#### Job
Repeat what the lines below say, word for word, and skip every image.

#### Source material
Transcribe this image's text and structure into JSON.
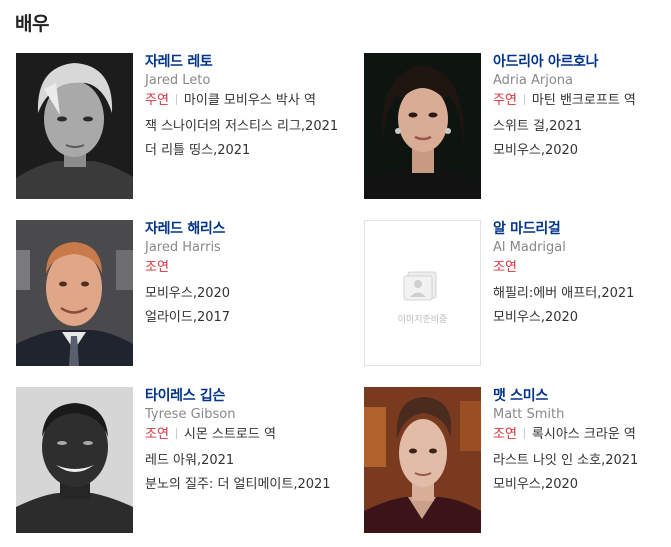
{
  "section": {
    "title": "배우"
  },
  "actors": [
    {
      "name_ko": "자레드 레토",
      "name_en": "Jared Leto",
      "role_type": "주연",
      "role_name": "마이클 모비우스 박사 역",
      "works": [
        "잭 스나이더의 저스티스 리그,2021",
        "더 리틀 띵스,2021"
      ]
    },
    {
      "name_ko": "아드리아 아르호나",
      "name_en": "Adria Arjona",
      "role_type": "주연",
      "role_name": "마틴 밴크로프트 역",
      "works": [
        "스위트 걸,2021",
        "모비우스,2020"
      ]
    },
    {
      "name_ko": "자레드 해리스",
      "name_en": "Jared Harris",
      "role_type": "조연",
      "role_name": "",
      "works": [
        "모비우스,2020",
        "얼라이드,2017"
      ]
    },
    {
      "name_ko": "알 마드리걸",
      "name_en": "Al Madrigal",
      "role_type": "조연",
      "role_name": "",
      "works": [
        "해필리:에버 애프터,2021",
        "모비우스,2020"
      ],
      "placeholder_text": "이미지준비중"
    },
    {
      "name_ko": "타이레스 깁슨",
      "name_en": "Tyrese Gibson",
      "role_type": "조연",
      "role_name": "시몬 스트로드 역",
      "works": [
        "레드 아워,2021",
        "분노의 질주: 더 얼티메이트,2021"
      ]
    },
    {
      "name_ko": "맷 스미스",
      "name_en": "Matt Smith",
      "role_type": "조연",
      "role_name": "록시아스 크라운 역",
      "works": [
        "라스트 나잇 인 소호,2021",
        "모비우스,2020"
      ]
    }
  ],
  "colors": {
    "name_link": "#00338a",
    "role_type": "#d7323a",
    "english_name": "#888888"
  }
}
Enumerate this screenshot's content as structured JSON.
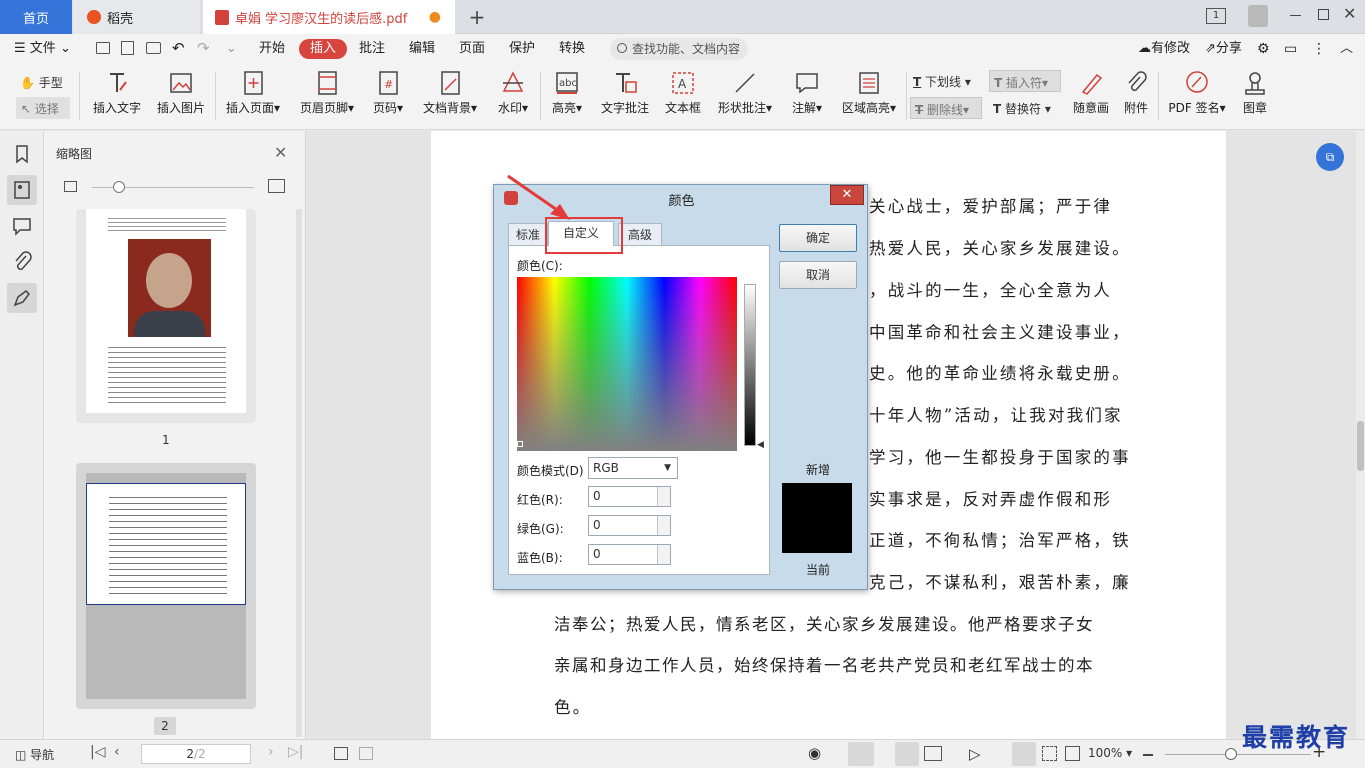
{
  "tabs": {
    "home": "首页",
    "docer": "稻壳",
    "pdf": "卓娟 学习廖汉生的读后感.pdf",
    "add": "+"
  },
  "window": {
    "badge": "1"
  },
  "menubar": {
    "file": "文件",
    "items": [
      "开始",
      "插入",
      "批注",
      "编辑",
      "页面",
      "保护",
      "转换"
    ],
    "search_placeholder": "查找功能、文档内容",
    "right": [
      "有修改",
      "分享"
    ]
  },
  "toolbar": {
    "hand": "手型",
    "select": "选择",
    "tools": [
      "插入文字",
      "插入图片",
      "插入页面",
      "页眉页脚",
      "页码",
      "文档背景",
      "水印",
      "高亮",
      "文字批注",
      "文本框",
      "形状批注",
      "注解",
      "区域高亮"
    ],
    "underline": "下划线",
    "strike": "删除线",
    "insert_mark": "插入符",
    "replace_mark": "替换符",
    "freehand": "随意画",
    "attach": "附件",
    "pdf_sign": "PDF 签名",
    "stamp": "图章"
  },
  "thumbnails": {
    "title": "缩略图",
    "page1_label": "1",
    "page2_label": "2"
  },
  "document": {
    "lines": [
      "关心战士，爱护部属；严于律",
      "热爱人民，关心家乡发展建设。",
      "，战斗的一生，全心全意为人",
      "中国革命和社会主义建设事业，",
      "史。他的革命业绩将永载史册。",
      "十年人物”活动，让我对我们家",
      "学习，他一生都投身于国家的事",
      "实事求是，反对弄虚作假和形",
      "正道，不徇私情；治军严格，铁",
      "克己，不谋私利，艰苦朴素，廉",
      "洁奉公；热爱人民，情系老区，关心家乡发展建设。他严格要求子女",
      "亲属和身边工作人员，始终保持着一名老共产党员和老红军战士的本",
      "色。"
    ]
  },
  "dialog": {
    "title": "颜色",
    "tabs": [
      "标准",
      "自定义",
      "高级"
    ],
    "color_label": "颜色(C):",
    "mode_label": "颜色模式(D)",
    "mode_value": "RGB",
    "red_label": "红色(R):",
    "green_label": "绿色(G):",
    "blue_label": "蓝色(B):",
    "red": "0",
    "green": "0",
    "blue": "0",
    "ok": "确定",
    "cancel": "取消",
    "new": "新增",
    "current": "当前"
  },
  "statusbar": {
    "nav": "导航",
    "page_current": "2",
    "page_total": "/2",
    "zoom": "100%"
  },
  "watermark": "最需教育",
  "colors": {
    "accent": "#3574d8",
    "insert_tab": "#d8453e",
    "highlight_box": "#e33b3b"
  }
}
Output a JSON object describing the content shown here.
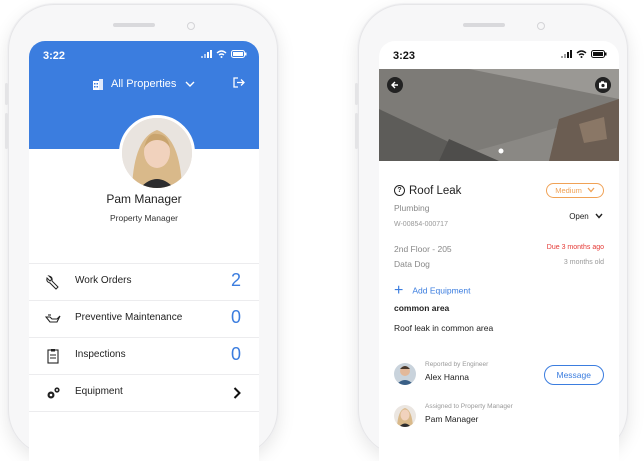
{
  "left_phone": {
    "status": {
      "time": "3:22"
    },
    "header": {
      "property_selector": "All Properties"
    },
    "profile": {
      "name": "Pam Manager",
      "role": "Property Manager"
    },
    "menu": [
      {
        "label": "Work Orders",
        "count": "2",
        "icon": "wrench-icon"
      },
      {
        "label": "Preventive Maintenance",
        "count": "0",
        "icon": "oil-can-icon"
      },
      {
        "label": "Inspections",
        "count": "0",
        "icon": "clipboard-icon"
      },
      {
        "label": "Equipment",
        "count": "",
        "icon": "gears-icon"
      }
    ]
  },
  "right_phone": {
    "status": {
      "time": "3:23"
    },
    "work_order": {
      "title": "Roof Leak",
      "priority": "Medium",
      "category": "Plumbing",
      "number": "W-00854-000717",
      "status": "Open",
      "location": "2nd Floor - 205",
      "due": "Due 3 months ago",
      "tenant": "Data Dog",
      "age": "3 months old",
      "add_equipment": "Add Equipment",
      "area": "common area",
      "description": "Roof leak in common area"
    },
    "reported": {
      "caption": "Reported by Engineer",
      "name": "Alex Hanna"
    },
    "assigned": {
      "caption": "Assigned to Property Manager",
      "name": "Pam Manager"
    },
    "message_button": "Message"
  },
  "colors": {
    "primary": "#3b7ddf",
    "priority": "#f0a256",
    "overdue": "#e53935"
  }
}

#### Problem solution
Transcribe this image's text and structure into JSON.
{
  "section": {
    "title": "배우"
  },
  "actors": [
    {
      "name_ko": "자레드 레토",
      "name_en": "Jared Leto",
      "role_type": "주연",
      "role_name": "마이클 모비우스 박사 역",
      "works": [
        "잭 스나이더의 저스티스 리그,2021",
        "더 리틀 띵스,2021"
      ]
    },
    {
      "name_ko": "아드리아 아르호나",
      "name_en": "Adria Arjona",
      "role_type": "주연",
      "role_name": "마틴 밴크로프트 역",
      "works": [
        "스위트 걸,2021",
        "모비우스,2020"
      ]
    },
    {
      "name_ko": "자레드 해리스",
      "name_en": "Jared Harris",
      "role_type": "조연",
      "role_name": "",
      "works": [
        "모비우스,2020",
        "얼라이드,2017"
      ]
    },
    {
      "name_ko": "알 마드리걸",
      "name_en": "Al Madrigal",
      "role_type": "조연",
      "role_name": "",
      "works": [
        "해필리:에버 애프터,2021",
        "모비우스,2020"
      ],
      "placeholder_text": "이미지준비중"
    },
    {
      "name_ko": "타이레스 깁슨",
      "name_en": "Tyrese Gibson",
      "role_type": "조연",
      "role_name": "시몬 스트로드 역",
      "works": [
        "레드 아워,2021",
        "분노의 질주: 더 얼티메이트,2021"
      ]
    },
    {
      "name_ko": "맷 스미스",
      "name_en": "Matt Smith",
      "role_type": "조연",
      "role_name": "록시아스 크라운 역",
      "works": [
        "라스트 나잇 인 소호,2021",
        "모비우스,2020"
      ]
    }
  ],
  "colors": {
    "name_link": "#00338a",
    "role_type": "#d7323a",
    "english_name": "#888888"
  }
}
Enumerate this screenshot's content as structured JSON.
{
  "tabs": {
    "home": "首页",
    "docer": "稻壳",
    "pdf": "卓娟 学习廖汉生的读后感.pdf",
    "add": "+"
  },
  "window": {
    "badge": "1"
  },
  "menubar": {
    "file": "文件",
    "items": [
      "开始",
      "插入",
      "批注",
      "编辑",
      "页面",
      "保护",
      "转换"
    ],
    "search_placeholder": "查找功能、文档内容",
    "right": [
      "有修改",
      "分享"
    ]
  },
  "toolbar": {
    "hand": "手型",
    "select": "选择",
    "tools": [
      "插入文字",
      "插入图片",
      "插入页面",
      "页眉页脚",
      "页码",
      "文档背景",
      "水印",
      "高亮",
      "文字批注",
      "文本框",
      "形状批注",
      "注解",
      "区域高亮"
    ],
    "underline": "下划线",
    "strike": "删除线",
    "insert_mark": "插入符",
    "replace_mark": "替换符",
    "freehand": "随意画",
    "attach": "附件",
    "pdf_sign": "PDF 签名",
    "stamp": "图章"
  },
  "thumbnails": {
    "title": "缩略图",
    "page1_label": "1",
    "page2_label": "2"
  },
  "document": {
    "lines": [
      "关心战士，爱护部属；严于律",
      "热爱人民，关心家乡发展建设。",
      "，战斗的一生，全心全意为人",
      "中国革命和社会主义建设事业，",
      "史。他的革命业绩将永载史册。",
      "十年人物”活动，让我对我们家",
      "学习，他一生都投身于国家的事",
      "实事求是，反对弄虚作假和形",
      "正道，不徇私情；治军严格，铁",
      "克己，不谋私利，艰苦朴素，廉",
      "洁奉公；热爱人民，情系老区，关心家乡发展建设。他严格要求子女",
      "亲属和身边工作人员，始终保持着一名老共产党员和老红军战士的本",
      "色。"
    ]
  },
  "dialog": {
    "title": "颜色",
    "tabs": [
      "标准",
      "自定义",
      "高级"
    ],
    "color_label": "颜色(C):",
    "mode_label": "颜色模式(D)",
    "mode_value": "RGB",
    "red_label": "红色(R):",
    "green_label": "绿色(G):",
    "blue_label": "蓝色(B):",
    "red": "0",
    "green": "0",
    "blue": "0",
    "ok": "确定",
    "cancel": "取消",
    "new": "新增",
    "current": "当前"
  },
  "statusbar": {
    "nav": "导航",
    "page_current": "2",
    "page_total": "/2",
    "zoom": "100%"
  },
  "watermark": "最需教育",
  "colors": {
    "accent": "#3574d8",
    "insert_tab": "#d8453e",
    "highlight_box": "#e33b3b"
  }
}
Output a JSON object describing the content shown here.
{
  "left_phone": {
    "status": {
      "time": "3:22"
    },
    "header": {
      "property_selector": "All Properties"
    },
    "profile": {
      "name": "Pam Manager",
      "role": "Property Manager"
    },
    "menu": [
      {
        "label": "Work Orders",
        "count": "2",
        "icon": "wrench-icon"
      },
      {
        "label": "Preventive Maintenance",
        "count": "0",
        "icon": "oil-can-icon"
      },
      {
        "label": "Inspections",
        "count": "0",
        "icon": "clipboard-icon"
      },
      {
        "label": "Equipment",
        "count": "",
        "icon": "gears-icon"
      }
    ]
  },
  "right_phone": {
    "status": {
      "time": "3:23"
    },
    "work_order": {
      "title": "Roof Leak",
      "priority": "Medium",
      "category": "Plumbing",
      "number": "W-00854-000717",
      "status": "Open",
      "location": "2nd Floor - 205",
      "due": "Due 3 months ago",
      "tenant": "Data Dog",
      "age": "3 months old",
      "add_equipment": "Add Equipment",
      "area": "common area",
      "description": "Roof leak in common area"
    },
    "reported": {
      "caption": "Reported by Engineer",
      "name": "Alex Hanna"
    },
    "assigned": {
      "caption": "Assigned to Property Manager",
      "name": "Pam Manager"
    },
    "message_button": "Message"
  },
  "colors": {
    "primary": "#3b7ddf",
    "priority": "#f0a256",
    "overdue": "#e53935"
  }
}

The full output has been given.